> **TASK REQUIREMENTS**
From the entries below, report how many lines contain the string "name". Give only that number.

> **GIVEN INFORMATION**
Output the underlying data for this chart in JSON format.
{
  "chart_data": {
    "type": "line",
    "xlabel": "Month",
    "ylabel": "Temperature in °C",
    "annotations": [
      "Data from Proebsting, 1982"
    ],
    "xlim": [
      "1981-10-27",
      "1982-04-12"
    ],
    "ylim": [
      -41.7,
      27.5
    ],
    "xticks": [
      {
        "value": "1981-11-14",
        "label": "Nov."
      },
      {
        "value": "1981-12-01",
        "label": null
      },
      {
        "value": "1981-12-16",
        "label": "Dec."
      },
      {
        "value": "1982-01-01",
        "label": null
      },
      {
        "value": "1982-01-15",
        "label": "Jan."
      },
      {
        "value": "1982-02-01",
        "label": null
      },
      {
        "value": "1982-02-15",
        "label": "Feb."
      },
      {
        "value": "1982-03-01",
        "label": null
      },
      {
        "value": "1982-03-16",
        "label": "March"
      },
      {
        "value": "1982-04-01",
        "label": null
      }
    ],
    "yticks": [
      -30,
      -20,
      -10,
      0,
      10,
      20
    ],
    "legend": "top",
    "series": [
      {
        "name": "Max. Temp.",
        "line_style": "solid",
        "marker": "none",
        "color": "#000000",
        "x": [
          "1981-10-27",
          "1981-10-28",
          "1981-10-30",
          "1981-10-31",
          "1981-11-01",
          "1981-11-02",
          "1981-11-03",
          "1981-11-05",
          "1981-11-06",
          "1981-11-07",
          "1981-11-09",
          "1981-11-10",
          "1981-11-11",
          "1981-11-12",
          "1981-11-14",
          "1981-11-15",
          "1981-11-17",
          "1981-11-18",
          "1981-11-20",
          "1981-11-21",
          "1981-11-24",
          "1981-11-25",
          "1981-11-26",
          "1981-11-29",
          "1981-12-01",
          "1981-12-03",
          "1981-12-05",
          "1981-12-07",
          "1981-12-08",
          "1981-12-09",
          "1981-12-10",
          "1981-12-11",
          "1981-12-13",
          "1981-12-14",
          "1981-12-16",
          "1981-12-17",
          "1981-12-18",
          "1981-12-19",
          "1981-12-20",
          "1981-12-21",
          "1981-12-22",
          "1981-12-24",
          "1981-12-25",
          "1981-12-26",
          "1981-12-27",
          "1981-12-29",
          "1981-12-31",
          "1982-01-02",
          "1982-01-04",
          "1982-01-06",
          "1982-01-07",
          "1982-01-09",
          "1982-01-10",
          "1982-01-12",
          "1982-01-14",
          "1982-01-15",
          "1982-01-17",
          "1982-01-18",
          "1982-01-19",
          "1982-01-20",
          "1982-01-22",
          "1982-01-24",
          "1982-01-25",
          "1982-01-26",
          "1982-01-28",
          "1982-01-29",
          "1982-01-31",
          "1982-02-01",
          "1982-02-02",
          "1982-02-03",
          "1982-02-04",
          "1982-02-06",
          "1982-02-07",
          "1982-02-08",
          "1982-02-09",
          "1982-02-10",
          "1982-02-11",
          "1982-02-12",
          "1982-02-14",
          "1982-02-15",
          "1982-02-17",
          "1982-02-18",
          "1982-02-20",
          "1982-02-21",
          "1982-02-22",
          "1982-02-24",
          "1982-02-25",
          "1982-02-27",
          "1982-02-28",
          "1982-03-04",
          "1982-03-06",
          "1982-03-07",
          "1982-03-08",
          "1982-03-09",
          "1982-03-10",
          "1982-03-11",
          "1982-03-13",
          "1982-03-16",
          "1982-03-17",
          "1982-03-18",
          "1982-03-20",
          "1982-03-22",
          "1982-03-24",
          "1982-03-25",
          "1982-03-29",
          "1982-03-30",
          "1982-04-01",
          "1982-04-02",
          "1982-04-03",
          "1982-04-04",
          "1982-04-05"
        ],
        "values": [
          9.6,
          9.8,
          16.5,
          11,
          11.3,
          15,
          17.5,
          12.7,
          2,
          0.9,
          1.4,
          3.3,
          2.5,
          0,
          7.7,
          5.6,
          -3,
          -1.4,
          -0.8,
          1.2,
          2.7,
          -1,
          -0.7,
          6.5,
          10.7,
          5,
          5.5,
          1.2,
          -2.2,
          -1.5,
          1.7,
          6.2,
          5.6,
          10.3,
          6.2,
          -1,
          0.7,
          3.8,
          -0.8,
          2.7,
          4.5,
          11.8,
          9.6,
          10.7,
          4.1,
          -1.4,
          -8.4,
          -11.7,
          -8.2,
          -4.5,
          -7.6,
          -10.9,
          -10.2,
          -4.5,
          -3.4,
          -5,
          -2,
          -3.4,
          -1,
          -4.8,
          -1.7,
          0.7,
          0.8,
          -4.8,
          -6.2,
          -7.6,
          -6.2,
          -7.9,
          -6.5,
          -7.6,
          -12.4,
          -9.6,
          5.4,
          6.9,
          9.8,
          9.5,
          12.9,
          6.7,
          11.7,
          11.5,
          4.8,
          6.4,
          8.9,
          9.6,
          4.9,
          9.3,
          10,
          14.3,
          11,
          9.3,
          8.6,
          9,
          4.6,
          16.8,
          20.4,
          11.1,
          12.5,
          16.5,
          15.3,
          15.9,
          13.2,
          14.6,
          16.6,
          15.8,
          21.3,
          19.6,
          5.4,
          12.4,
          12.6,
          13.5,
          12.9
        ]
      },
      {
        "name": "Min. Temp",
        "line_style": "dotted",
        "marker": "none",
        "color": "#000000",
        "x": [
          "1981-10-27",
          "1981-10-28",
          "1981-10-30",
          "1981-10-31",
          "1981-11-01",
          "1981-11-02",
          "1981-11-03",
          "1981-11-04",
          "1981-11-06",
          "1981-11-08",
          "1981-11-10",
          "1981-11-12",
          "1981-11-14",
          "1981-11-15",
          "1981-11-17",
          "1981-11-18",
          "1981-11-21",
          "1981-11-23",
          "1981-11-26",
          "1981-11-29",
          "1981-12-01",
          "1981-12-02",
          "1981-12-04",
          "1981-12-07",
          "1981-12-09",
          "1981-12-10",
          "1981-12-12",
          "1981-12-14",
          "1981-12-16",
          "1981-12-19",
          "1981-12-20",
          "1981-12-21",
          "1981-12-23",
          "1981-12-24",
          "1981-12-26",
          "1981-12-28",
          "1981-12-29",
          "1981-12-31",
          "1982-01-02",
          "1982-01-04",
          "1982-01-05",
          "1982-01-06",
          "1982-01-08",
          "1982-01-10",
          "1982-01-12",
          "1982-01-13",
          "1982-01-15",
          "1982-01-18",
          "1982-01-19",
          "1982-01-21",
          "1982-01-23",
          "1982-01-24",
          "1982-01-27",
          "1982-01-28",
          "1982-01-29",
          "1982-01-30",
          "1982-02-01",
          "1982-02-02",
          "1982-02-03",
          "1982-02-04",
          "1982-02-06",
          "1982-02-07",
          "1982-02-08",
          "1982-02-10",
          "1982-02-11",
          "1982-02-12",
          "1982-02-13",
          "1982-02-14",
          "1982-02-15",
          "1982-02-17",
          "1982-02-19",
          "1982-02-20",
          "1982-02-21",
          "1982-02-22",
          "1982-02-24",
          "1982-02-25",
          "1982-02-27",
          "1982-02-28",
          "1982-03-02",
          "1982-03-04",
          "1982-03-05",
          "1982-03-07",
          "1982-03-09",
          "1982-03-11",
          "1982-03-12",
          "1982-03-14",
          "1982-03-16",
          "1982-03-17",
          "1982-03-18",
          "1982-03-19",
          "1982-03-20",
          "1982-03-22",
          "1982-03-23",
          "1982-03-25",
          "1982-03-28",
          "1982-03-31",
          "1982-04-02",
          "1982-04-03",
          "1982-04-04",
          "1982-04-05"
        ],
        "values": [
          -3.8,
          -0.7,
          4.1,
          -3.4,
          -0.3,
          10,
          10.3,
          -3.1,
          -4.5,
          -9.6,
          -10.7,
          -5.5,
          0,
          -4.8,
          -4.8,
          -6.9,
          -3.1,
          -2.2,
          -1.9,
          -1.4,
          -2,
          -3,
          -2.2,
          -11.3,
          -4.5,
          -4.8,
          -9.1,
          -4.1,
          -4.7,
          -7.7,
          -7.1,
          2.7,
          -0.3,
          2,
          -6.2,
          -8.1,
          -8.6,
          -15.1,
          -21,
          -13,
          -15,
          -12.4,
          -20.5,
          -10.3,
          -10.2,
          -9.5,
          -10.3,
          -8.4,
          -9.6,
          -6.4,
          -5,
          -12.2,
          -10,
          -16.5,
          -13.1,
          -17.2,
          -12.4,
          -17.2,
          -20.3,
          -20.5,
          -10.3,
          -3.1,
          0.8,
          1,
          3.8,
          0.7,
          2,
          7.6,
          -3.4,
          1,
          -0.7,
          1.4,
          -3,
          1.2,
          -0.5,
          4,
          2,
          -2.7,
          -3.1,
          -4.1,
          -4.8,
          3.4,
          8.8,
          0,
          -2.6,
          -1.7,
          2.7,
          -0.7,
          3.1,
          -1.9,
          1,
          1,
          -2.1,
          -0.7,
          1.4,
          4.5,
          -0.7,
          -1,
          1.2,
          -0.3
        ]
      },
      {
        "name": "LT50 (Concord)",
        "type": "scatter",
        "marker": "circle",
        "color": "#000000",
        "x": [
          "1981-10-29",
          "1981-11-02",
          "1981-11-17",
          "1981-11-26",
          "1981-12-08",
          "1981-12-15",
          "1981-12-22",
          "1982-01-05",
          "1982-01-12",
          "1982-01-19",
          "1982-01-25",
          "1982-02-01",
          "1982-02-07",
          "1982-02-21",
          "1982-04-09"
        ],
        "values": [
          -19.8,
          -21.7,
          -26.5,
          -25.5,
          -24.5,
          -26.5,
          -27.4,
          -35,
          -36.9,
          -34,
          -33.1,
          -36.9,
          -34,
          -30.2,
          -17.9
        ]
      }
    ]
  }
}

> **THE RESPONSE**
3